Directions for this task: Restate the whole listing exactly.

[Records that describe figures]
══════
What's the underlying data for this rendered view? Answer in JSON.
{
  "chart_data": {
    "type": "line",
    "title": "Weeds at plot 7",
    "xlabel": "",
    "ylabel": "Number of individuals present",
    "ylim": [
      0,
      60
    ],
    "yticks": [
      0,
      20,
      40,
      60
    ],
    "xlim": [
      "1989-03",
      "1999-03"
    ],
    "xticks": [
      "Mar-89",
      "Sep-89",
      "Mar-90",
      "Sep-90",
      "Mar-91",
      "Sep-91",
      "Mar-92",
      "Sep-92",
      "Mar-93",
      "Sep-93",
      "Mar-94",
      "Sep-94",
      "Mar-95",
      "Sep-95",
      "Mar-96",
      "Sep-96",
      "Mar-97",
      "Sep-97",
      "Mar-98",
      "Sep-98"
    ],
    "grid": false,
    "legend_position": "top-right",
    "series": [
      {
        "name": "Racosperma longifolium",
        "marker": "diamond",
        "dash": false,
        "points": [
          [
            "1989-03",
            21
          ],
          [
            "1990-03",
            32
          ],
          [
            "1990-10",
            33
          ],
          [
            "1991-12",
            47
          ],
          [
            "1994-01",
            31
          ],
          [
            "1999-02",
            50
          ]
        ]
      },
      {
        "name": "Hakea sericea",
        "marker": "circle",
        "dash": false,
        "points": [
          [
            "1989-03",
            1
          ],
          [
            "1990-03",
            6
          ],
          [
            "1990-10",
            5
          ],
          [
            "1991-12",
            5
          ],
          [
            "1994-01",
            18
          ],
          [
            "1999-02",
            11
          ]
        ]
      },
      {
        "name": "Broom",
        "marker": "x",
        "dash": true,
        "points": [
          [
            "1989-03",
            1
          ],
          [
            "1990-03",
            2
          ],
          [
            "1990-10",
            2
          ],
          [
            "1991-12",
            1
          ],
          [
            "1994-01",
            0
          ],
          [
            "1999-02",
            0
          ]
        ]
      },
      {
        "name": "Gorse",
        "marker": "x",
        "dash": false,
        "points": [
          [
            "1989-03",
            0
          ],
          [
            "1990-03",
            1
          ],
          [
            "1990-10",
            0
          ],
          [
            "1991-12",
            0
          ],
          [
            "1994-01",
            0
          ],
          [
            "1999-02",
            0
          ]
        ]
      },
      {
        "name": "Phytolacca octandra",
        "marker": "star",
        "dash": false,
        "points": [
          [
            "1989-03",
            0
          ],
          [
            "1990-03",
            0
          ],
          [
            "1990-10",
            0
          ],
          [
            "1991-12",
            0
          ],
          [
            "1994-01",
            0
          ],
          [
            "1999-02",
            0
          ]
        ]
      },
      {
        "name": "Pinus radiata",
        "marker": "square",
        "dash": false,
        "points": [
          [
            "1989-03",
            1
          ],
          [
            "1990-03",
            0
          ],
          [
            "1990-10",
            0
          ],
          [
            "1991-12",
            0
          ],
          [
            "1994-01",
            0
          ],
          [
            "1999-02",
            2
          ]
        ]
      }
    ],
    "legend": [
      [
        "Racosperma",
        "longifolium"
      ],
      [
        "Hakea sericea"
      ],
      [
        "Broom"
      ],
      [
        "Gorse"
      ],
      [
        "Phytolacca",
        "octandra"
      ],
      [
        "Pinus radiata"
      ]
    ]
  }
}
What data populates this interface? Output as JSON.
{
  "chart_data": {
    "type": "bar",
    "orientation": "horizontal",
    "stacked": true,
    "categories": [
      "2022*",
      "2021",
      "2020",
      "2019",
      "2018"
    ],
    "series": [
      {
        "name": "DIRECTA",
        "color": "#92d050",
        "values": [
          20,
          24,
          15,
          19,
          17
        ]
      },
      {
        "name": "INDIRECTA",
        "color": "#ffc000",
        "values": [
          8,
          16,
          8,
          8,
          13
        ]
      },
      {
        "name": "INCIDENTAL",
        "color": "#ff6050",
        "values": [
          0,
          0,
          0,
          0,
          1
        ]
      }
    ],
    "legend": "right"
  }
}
══════
Result of the exercise:
What's the underlying data for this rendered view? Answer in JSON.
{
  "chart_data": {
    "type": "line",
    "title": "Weeds at plot 7",
    "xlabel": "",
    "ylabel": "Number of individuals present",
    "ylim": [
      0,
      60
    ],
    "yticks": [
      0,
      20,
      40,
      60
    ],
    "xlim": [
      "1989-03",
      "1999-03"
    ],
    "xticks": [
      "Mar-89",
      "Sep-89",
      "Mar-90",
      "Sep-90",
      "Mar-91",
      "Sep-91",
      "Mar-92",
      "Sep-92",
      "Mar-93",
      "Sep-93",
      "Mar-94",
      "Sep-94",
      "Mar-95",
      "Sep-95",
      "Mar-96",
      "Sep-96",
      "Mar-97",
      "Sep-97",
      "Mar-98",
      "Sep-98"
    ],
    "grid": false,
    "legend_position": "top-right",
    "series": [
      {
        "name": "Racosperma longifolium",
        "marker": "diamond",
        "dash": false,
        "points": [
          [
            "1989-03",
            21
          ],
          [
            "1990-03",
            32
          ],
          [
            "1990-10",
            33
          ],
          [
            "1991-12",
            47
          ],
          [
            "1994-01",
            31
          ],
          [
            "1999-02",
            50
          ]
        ]
      },
      {
        "name": "Hakea sericea",
        "marker": "circle",
        "dash": false,
        "points": [
          [
            "1989-03",
            1
          ],
          [
            "1990-03",
            6
          ],
          [
            "1990-10",
            5
          ],
          [
            "1991-12",
            5
          ],
          [
            "1994-01",
            18
          ],
          [
            "1999-02",
            11
          ]
        ]
      },
      {
        "name": "Broom",
        "marker": "x",
        "dash": true,
        "points": [
          [
            "1989-03",
            1
          ],
          [
            "1990-03",
            2
          ],
          [
            "1990-10",
            2
          ],
          [
            "1991-12",
            1
          ],
          [
            "1994-01",
            0
          ],
          [
            "1999-02",
            0
          ]
        ]
      },
      {
        "name": "Gorse",
        "marker": "x",
        "dash": false,
        "points": [
          [
            "1989-03",
            0
          ],
          [
            "1990-03",
            1
          ],
          [
            "1990-10",
            0
          ],
          [
            "1991-12",
            0
          ],
          [
            "1994-01",
            0
          ],
          [
            "1999-02",
            0
          ]
        ]
      },
      {
        "name": "Phytolacca octandra",
        "marker": "star",
        "dash": false,
        "points": [
          [
            "1989-03",
            0
          ],
          [
            "1990-03",
            0
          ],
          [
            "1990-10",
            0
          ],
          [
            "1991-12",
            0
          ],
          [
            "1994-01",
            0
          ],
          [
            "1999-02",
            0
          ]
        ]
      },
      {
        "name": "Pinus radiata",
        "marker": "square",
        "dash": false,
        "points": [
          [
            "1989-03",
            1
          ],
          [
            "1990-03",
            0
          ],
          [
            "1990-10",
            0
          ],
          [
            "1991-12",
            0
          ],
          [
            "1994-01",
            0
          ],
          [
            "1999-02",
            2
          ]
        ]
      }
    ],
    "legend": [
      [
        "Racosperma",
        "longifolium"
      ],
      [
        "Hakea sericea"
      ],
      [
        "Broom"
      ],
      [
        "Gorse"
      ],
      [
        "Phytolacca",
        "octandra"
      ],
      [
        "Pinus radiata"
      ]
    ]
  }
}
What data populates this interface? Output as JSON.
{
  "chart_data": {
    "type": "bar",
    "orientation": "horizontal",
    "stacked": true,
    "categories": [
      "2022*",
      "2021",
      "2020",
      "2019",
      "2018"
    ],
    "series": [
      {
        "name": "DIRECTA",
        "color": "#92d050",
        "values": [
          20,
          24,
          15,
          19,
          17
        ]
      },
      {
        "name": "INDIRECTA",
        "color": "#ffc000",
        "values": [
          8,
          16,
          8,
          8,
          13
        ]
      },
      {
        "name": "INCIDENTAL",
        "color": "#ff6050",
        "values": [
          0,
          0,
          0,
          0,
          1
        ]
      }
    ],
    "legend": "right"
  }
}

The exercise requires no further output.